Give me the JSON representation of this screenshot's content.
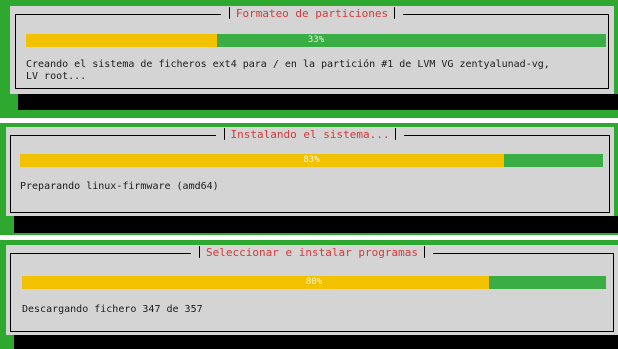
{
  "colors": {
    "background_green": "#2fa82f",
    "dialog_gray": "#d4d4d4",
    "title_red": "#d23a3a",
    "progress_yellow": "#f2c200",
    "progress_green": "#3aad45",
    "shadow_black": "#000000"
  },
  "screens": [
    {
      "title": "Formateo de particiones",
      "progress_percent_label": "33%",
      "progress_fraction": 0.33,
      "message": "Creando el sistema de ficheros ext4 para / en la partición #1 de LVM VG zentyalunad-vg,\nLV root..."
    },
    {
      "title": "Instalando el sistema...",
      "progress_percent_label": "83%",
      "progress_fraction": 0.83,
      "message": "Preparando linux-firmware (amd64)"
    },
    {
      "title": "Seleccionar e instalar programas",
      "progress_percent_label": "80%",
      "progress_fraction": 0.8,
      "message": "Descargando fichero 347 de 357"
    }
  ]
}
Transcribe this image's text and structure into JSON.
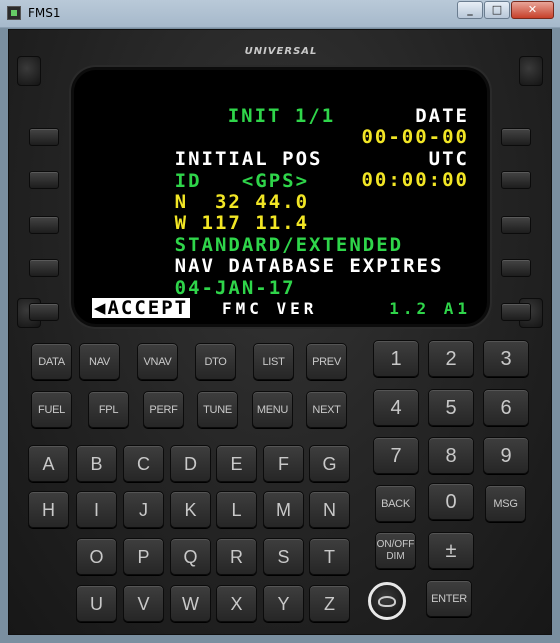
{
  "window": {
    "title": "FMS1",
    "minimize": "_",
    "maximize": "□",
    "close": "✕"
  },
  "brand": "UNIVERSAL",
  "screen": {
    "title": "INIT 1/1",
    "date_label": "DATE",
    "initial_pos_label": "INITIAL POS",
    "date_value": "00-00-00",
    "id_line": "ID   <GPS>",
    "utc_label": "UTC",
    "lat": "N  32 44.0",
    "utc_value": "00:00:00",
    "lon": "W 117 11.4",
    "database_type": "STANDARD/EXTENDED",
    "nav_db_label": "NAV DATABASE EXPIRES",
    "nav_db_date": "04-JAN-17",
    "accept": "◀ACCEPT",
    "fmc_ver_label": "FMC VER",
    "fmc_ver_value": "1.2 A1"
  },
  "keys": {
    "func_row1": [
      "DATA",
      "NAV",
      "VNAV",
      "DTO",
      "LIST",
      "PREV"
    ],
    "func_row2": [
      "FUEL",
      "FPL",
      "PERF",
      "TUNE",
      "MENU",
      "NEXT"
    ],
    "alpha_row1": [
      "A",
      "B",
      "C",
      "D",
      "E",
      "F",
      "G"
    ],
    "alpha_row2": [
      "H",
      "I",
      "J",
      "K",
      "L",
      "M",
      "N"
    ],
    "alpha_row3": [
      "O",
      "P",
      "Q",
      "R",
      "S",
      "T"
    ],
    "alpha_row4": [
      "U",
      "V",
      "W",
      "X",
      "Y",
      "Z"
    ],
    "num_row1": [
      "1",
      "2",
      "3"
    ],
    "num_row2": [
      "4",
      "5",
      "6"
    ],
    "num_row3": [
      "7",
      "8",
      "9"
    ],
    "back": "BACK",
    "zero": "0",
    "msg": "MSG",
    "onoff": "ON/OFF",
    "dim": "DIM",
    "plusminus": "±",
    "enter": "ENTER"
  },
  "colors": {
    "green": "#2fd54a",
    "yellow": "#f2e625",
    "white": "#ffffff"
  }
}
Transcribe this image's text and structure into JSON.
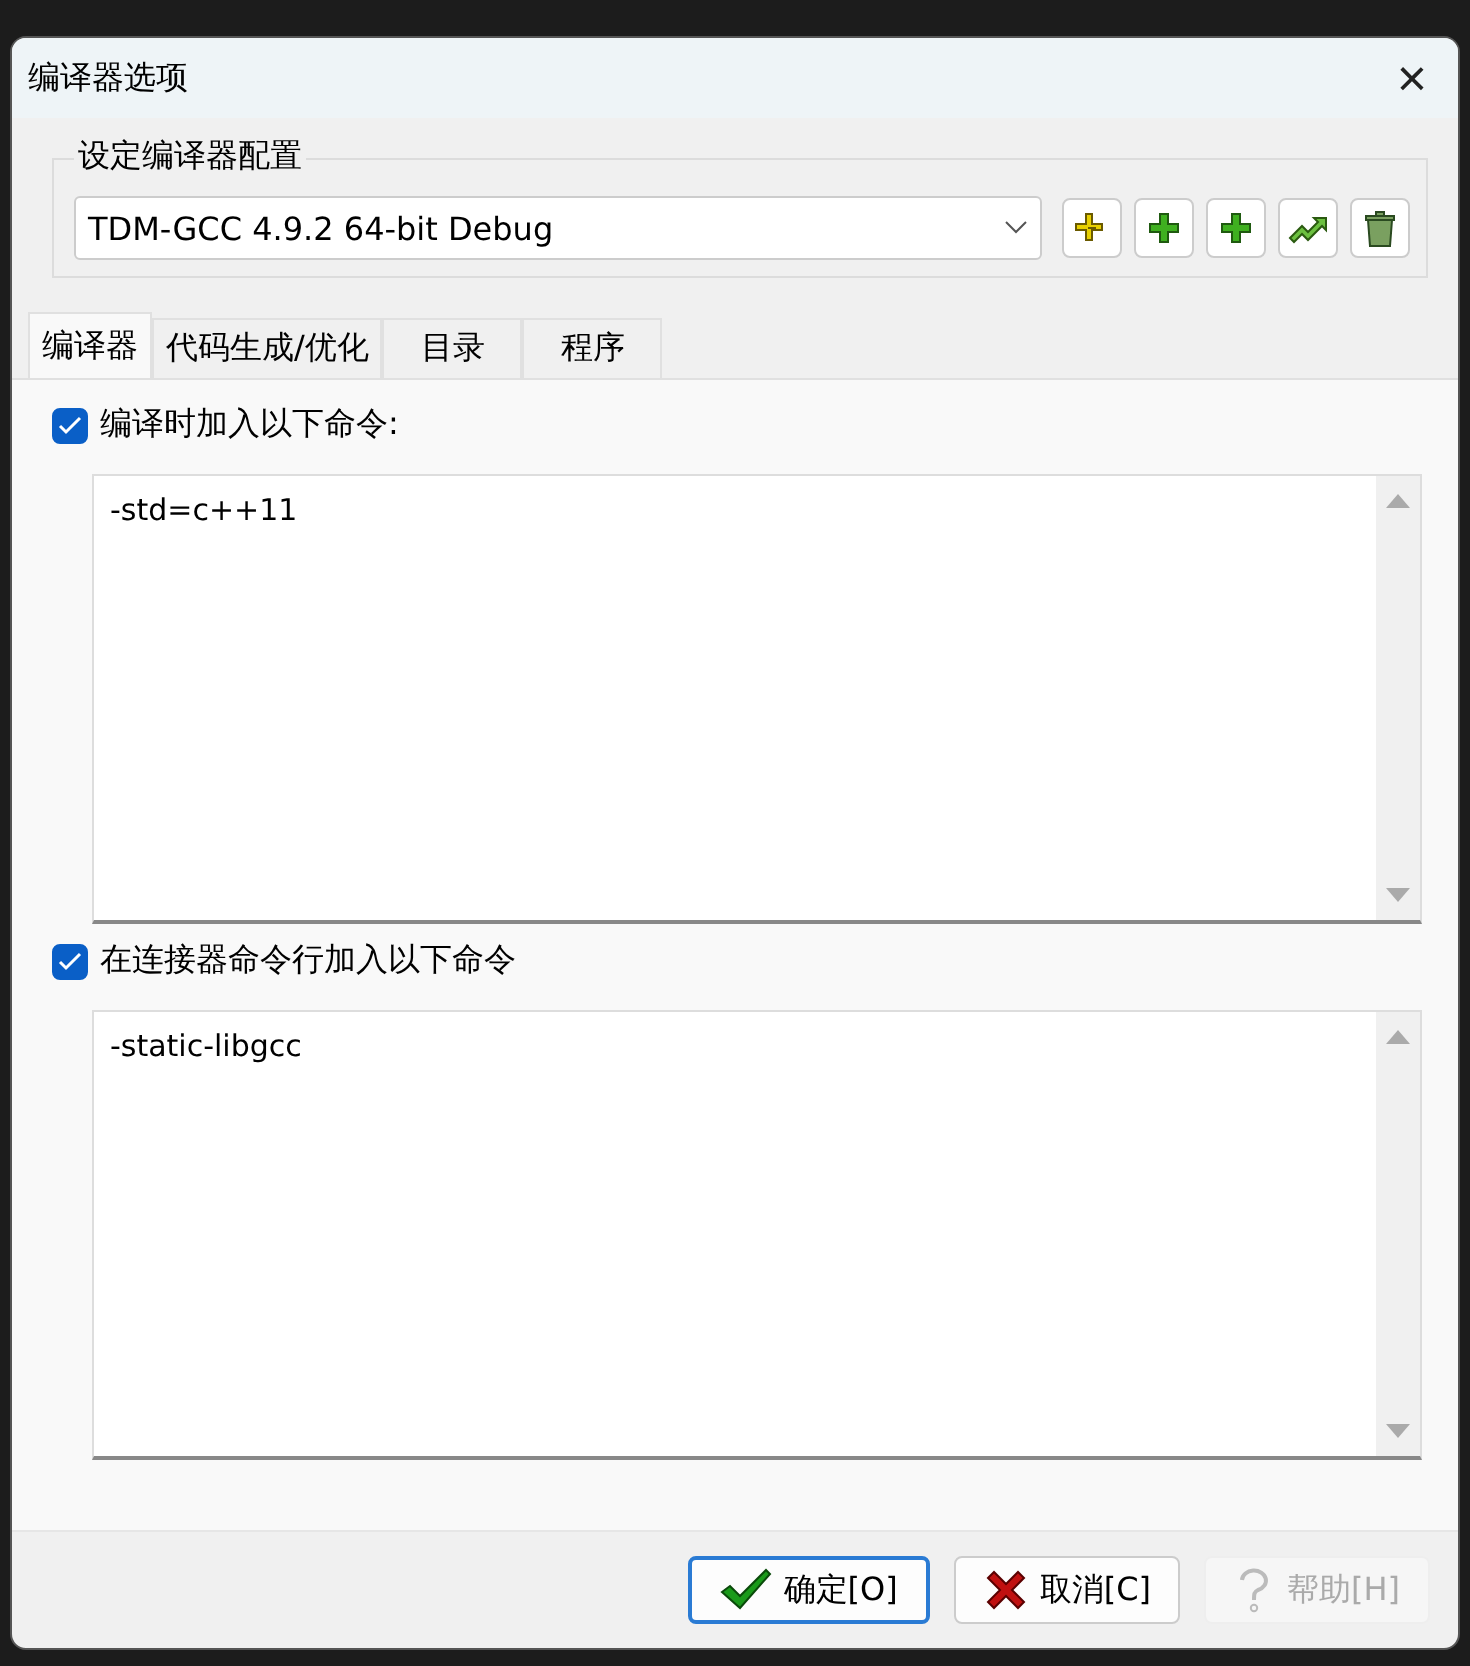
{
  "window": {
    "title": "编译器选项",
    "close": "×"
  },
  "config_group": {
    "title": "设定编译器配置",
    "selected_config": "TDM-GCC 4.9.2 64-bit Debug"
  },
  "tabs": [
    {
      "label": "编译器",
      "selected": true
    },
    {
      "label": "代码生成/优化",
      "selected": false
    },
    {
      "label": "目录",
      "selected": false
    },
    {
      "label": "程序",
      "selected": false
    }
  ],
  "sections": [
    {
      "label": "编译时加入以下命令:",
      "checked": true,
      "value": "-std=c++11"
    },
    {
      "label": "在连接器命令行加入以下命令",
      "checked": true,
      "value": "-static-libgcc"
    }
  ],
  "buttons": [
    {
      "label": "确定[O]",
      "kind": "ok",
      "disabled": false,
      "focused": true
    },
    {
      "label": "取消[C]",
      "kind": "cancel",
      "disabled": false,
      "focused": false
    },
    {
      "label": "帮助[H]",
      "kind": "help",
      "disabled": true,
      "focused": false
    }
  ]
}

What the task asks
Write the records out once more, exactly as they appear, with no pictures.

Result below
Give me the JSON representation of this screenshot's content.
{
  "colors": {
    "background_green": "#2fa82f",
    "dialog_gray": "#d4d4d4",
    "title_red": "#d23a3a",
    "progress_yellow": "#f2c200",
    "progress_green": "#3aad45",
    "shadow_black": "#000000"
  },
  "screens": [
    {
      "title": "Formateo de particiones",
      "progress_percent_label": "33%",
      "progress_fraction": 0.33,
      "message": "Creando el sistema de ficheros ext4 para / en la partición #1 de LVM VG zentyalunad-vg,\nLV root..."
    },
    {
      "title": "Instalando el sistema...",
      "progress_percent_label": "83%",
      "progress_fraction": 0.83,
      "message": "Preparando linux-firmware (amd64)"
    },
    {
      "title": "Seleccionar e instalar programas",
      "progress_percent_label": "80%",
      "progress_fraction": 0.8,
      "message": "Descargando fichero 347 de 357"
    }
  ]
}
Transcribe this image's text and structure into JSON.
{
  "window": {
    "title": "FMS1",
    "minimize": "_",
    "maximize": "□",
    "close": "✕"
  },
  "brand": "UNIVERSAL",
  "screen": {
    "title": "INIT 1/1",
    "date_label": "DATE",
    "initial_pos_label": "INITIAL POS",
    "date_value": "00-00-00",
    "id_line": "ID   <GPS>",
    "utc_label": "UTC",
    "lat": "N  32 44.0",
    "utc_value": "00:00:00",
    "lon": "W 117 11.4",
    "database_type": "STANDARD/EXTENDED",
    "nav_db_label": "NAV DATABASE EXPIRES",
    "nav_db_date": "04-JAN-17",
    "accept": "◀ACCEPT",
    "fmc_ver_label": "FMC VER",
    "fmc_ver_value": "1.2 A1"
  },
  "keys": {
    "func_row1": [
      "DATA",
      "NAV",
      "VNAV",
      "DTO",
      "LIST",
      "PREV"
    ],
    "func_row2": [
      "FUEL",
      "FPL",
      "PERF",
      "TUNE",
      "MENU",
      "NEXT"
    ],
    "alpha_row1": [
      "A",
      "B",
      "C",
      "D",
      "E",
      "F",
      "G"
    ],
    "alpha_row2": [
      "H",
      "I",
      "J",
      "K",
      "L",
      "M",
      "N"
    ],
    "alpha_row3": [
      "O",
      "P",
      "Q",
      "R",
      "S",
      "T"
    ],
    "alpha_row4": [
      "U",
      "V",
      "W",
      "X",
      "Y",
      "Z"
    ],
    "num_row1": [
      "1",
      "2",
      "3"
    ],
    "num_row2": [
      "4",
      "5",
      "6"
    ],
    "num_row3": [
      "7",
      "8",
      "9"
    ],
    "back": "BACK",
    "zero": "0",
    "msg": "MSG",
    "onoff": "ON/OFF",
    "dim": "DIM",
    "plusminus": "±",
    "enter": "ENTER"
  },
  "colors": {
    "green": "#2fd54a",
    "yellow": "#f2e625",
    "white": "#ffffff"
  }
}
Transcribe this image's text and structure into JSON.
{
  "window": {
    "title": "编译器选项",
    "close": "×"
  },
  "config_group": {
    "title": "设定编译器配置",
    "selected_config": "TDM-GCC 4.9.2 64-bit Debug"
  },
  "tabs": [
    {
      "label": "编译器",
      "selected": true
    },
    {
      "label": "代码生成/优化",
      "selected": false
    },
    {
      "label": "目录",
      "selected": false
    },
    {
      "label": "程序",
      "selected": false
    }
  ],
  "sections": [
    {
      "label": "编译时加入以下命令:",
      "checked": true,
      "value": "-std=c++11"
    },
    {
      "label": "在连接器命令行加入以下命令",
      "checked": true,
      "value": "-static-libgcc"
    }
  ],
  "buttons": [
    {
      "label": "确定[O]",
      "kind": "ok",
      "disabled": false,
      "focused": true
    },
    {
      "label": "取消[C]",
      "kind": "cancel",
      "disabled": false,
      "focused": false
    },
    {
      "label": "帮助[H]",
      "kind": "help",
      "disabled": true,
      "focused": false
    }
  ]
}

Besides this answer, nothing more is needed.